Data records
· · · · ·
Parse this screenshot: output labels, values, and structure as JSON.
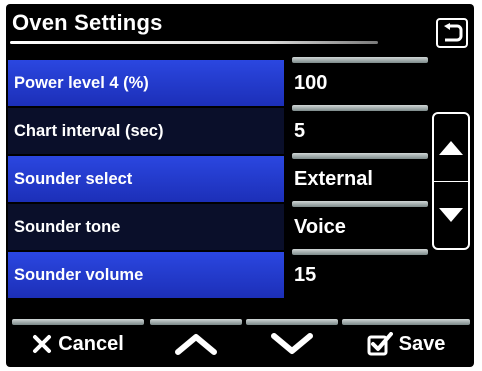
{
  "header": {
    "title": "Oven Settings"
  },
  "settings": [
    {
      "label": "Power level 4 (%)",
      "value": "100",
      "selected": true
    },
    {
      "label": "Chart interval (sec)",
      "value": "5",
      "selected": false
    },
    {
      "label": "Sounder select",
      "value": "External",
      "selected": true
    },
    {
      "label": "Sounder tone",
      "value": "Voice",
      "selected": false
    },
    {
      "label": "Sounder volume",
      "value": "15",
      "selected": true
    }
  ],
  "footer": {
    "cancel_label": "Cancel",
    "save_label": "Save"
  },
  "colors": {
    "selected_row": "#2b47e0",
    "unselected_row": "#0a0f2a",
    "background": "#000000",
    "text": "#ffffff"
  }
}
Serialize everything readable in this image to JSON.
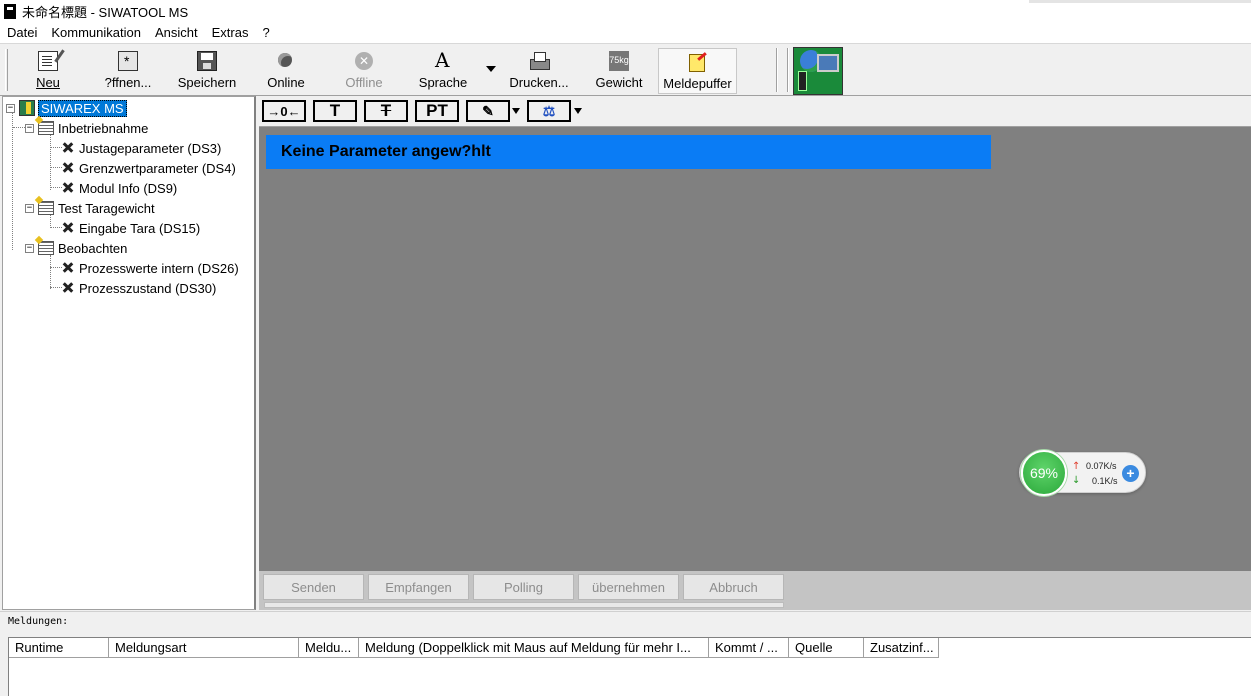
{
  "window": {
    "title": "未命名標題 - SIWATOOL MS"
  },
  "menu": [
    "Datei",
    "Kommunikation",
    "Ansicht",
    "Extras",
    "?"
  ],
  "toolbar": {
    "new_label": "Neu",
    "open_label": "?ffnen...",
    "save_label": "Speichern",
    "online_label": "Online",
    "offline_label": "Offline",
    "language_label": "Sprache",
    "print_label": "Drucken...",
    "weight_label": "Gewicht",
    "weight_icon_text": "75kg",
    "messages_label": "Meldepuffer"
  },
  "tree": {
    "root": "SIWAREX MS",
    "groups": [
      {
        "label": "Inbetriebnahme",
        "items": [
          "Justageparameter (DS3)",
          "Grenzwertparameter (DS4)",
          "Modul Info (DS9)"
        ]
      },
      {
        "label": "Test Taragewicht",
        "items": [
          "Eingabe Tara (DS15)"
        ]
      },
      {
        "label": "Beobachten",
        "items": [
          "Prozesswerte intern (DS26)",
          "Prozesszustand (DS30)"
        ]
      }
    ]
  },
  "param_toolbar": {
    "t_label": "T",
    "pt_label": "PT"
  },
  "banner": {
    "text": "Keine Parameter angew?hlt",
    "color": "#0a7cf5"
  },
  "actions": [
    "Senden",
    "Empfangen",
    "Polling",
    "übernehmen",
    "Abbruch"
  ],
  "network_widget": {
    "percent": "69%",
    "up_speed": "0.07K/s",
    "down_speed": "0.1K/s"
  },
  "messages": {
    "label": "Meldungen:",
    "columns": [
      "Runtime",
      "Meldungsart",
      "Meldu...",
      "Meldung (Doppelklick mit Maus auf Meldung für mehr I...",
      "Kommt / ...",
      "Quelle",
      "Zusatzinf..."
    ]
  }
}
· · · · ·
# [What to work on]
Repeat all the records above exactly, leaving out any pictures.

# [Exercise result]
Parse this screenshot: output labels, values, and structure as JSON.
{
  "header": {
    "title": "Oven Settings"
  },
  "settings": [
    {
      "label": "Power level 4 (%)",
      "value": "100",
      "selected": true
    },
    {
      "label": "Chart interval (sec)",
      "value": "5",
      "selected": false
    },
    {
      "label": "Sounder select",
      "value": "External",
      "selected": true
    },
    {
      "label": "Sounder tone",
      "value": "Voice",
      "selected": false
    },
    {
      "label": "Sounder volume",
      "value": "15",
      "selected": true
    }
  ],
  "footer": {
    "cancel_label": "Cancel",
    "save_label": "Save"
  },
  "colors": {
    "selected_row": "#2b47e0",
    "unselected_row": "#0a0f2a",
    "background": "#000000",
    "text": "#ffffff"
  }
}
Serialize everything readable in this image to JSON.
{
  "window": {
    "title": "未命名標題 - SIWATOOL MS"
  },
  "menu": [
    "Datei",
    "Kommunikation",
    "Ansicht",
    "Extras",
    "?"
  ],
  "toolbar": {
    "new_label": "Neu",
    "open_label": "?ffnen...",
    "save_label": "Speichern",
    "online_label": "Online",
    "offline_label": "Offline",
    "language_label": "Sprache",
    "print_label": "Drucken...",
    "weight_label": "Gewicht",
    "weight_icon_text": "75kg",
    "messages_label": "Meldepuffer"
  },
  "tree": {
    "root": "SIWAREX MS",
    "groups": [
      {
        "label": "Inbetriebnahme",
        "items": [
          "Justageparameter (DS3)",
          "Grenzwertparameter (DS4)",
          "Modul Info (DS9)"
        ]
      },
      {
        "label": "Test Taragewicht",
        "items": [
          "Eingabe Tara (DS15)"
        ]
      },
      {
        "label": "Beobachten",
        "items": [
          "Prozesswerte intern (DS26)",
          "Prozesszustand (DS30)"
        ]
      }
    ]
  },
  "param_toolbar": {
    "t_label": "T",
    "pt_label": "PT"
  },
  "banner": {
    "text": "Keine Parameter angew?hlt",
    "color": "#0a7cf5"
  },
  "actions": [
    "Senden",
    "Empfangen",
    "Polling",
    "übernehmen",
    "Abbruch"
  ],
  "network_widget": {
    "percent": "69%",
    "up_speed": "0.07K/s",
    "down_speed": "0.1K/s"
  },
  "messages": {
    "label": "Meldungen:",
    "columns": [
      "Runtime",
      "Meldungsart",
      "Meldu...",
      "Meldung (Doppelklick mit Maus auf Meldung für mehr I...",
      "Kommt / ...",
      "Quelle",
      "Zusatzinf..."
    ]
  }
}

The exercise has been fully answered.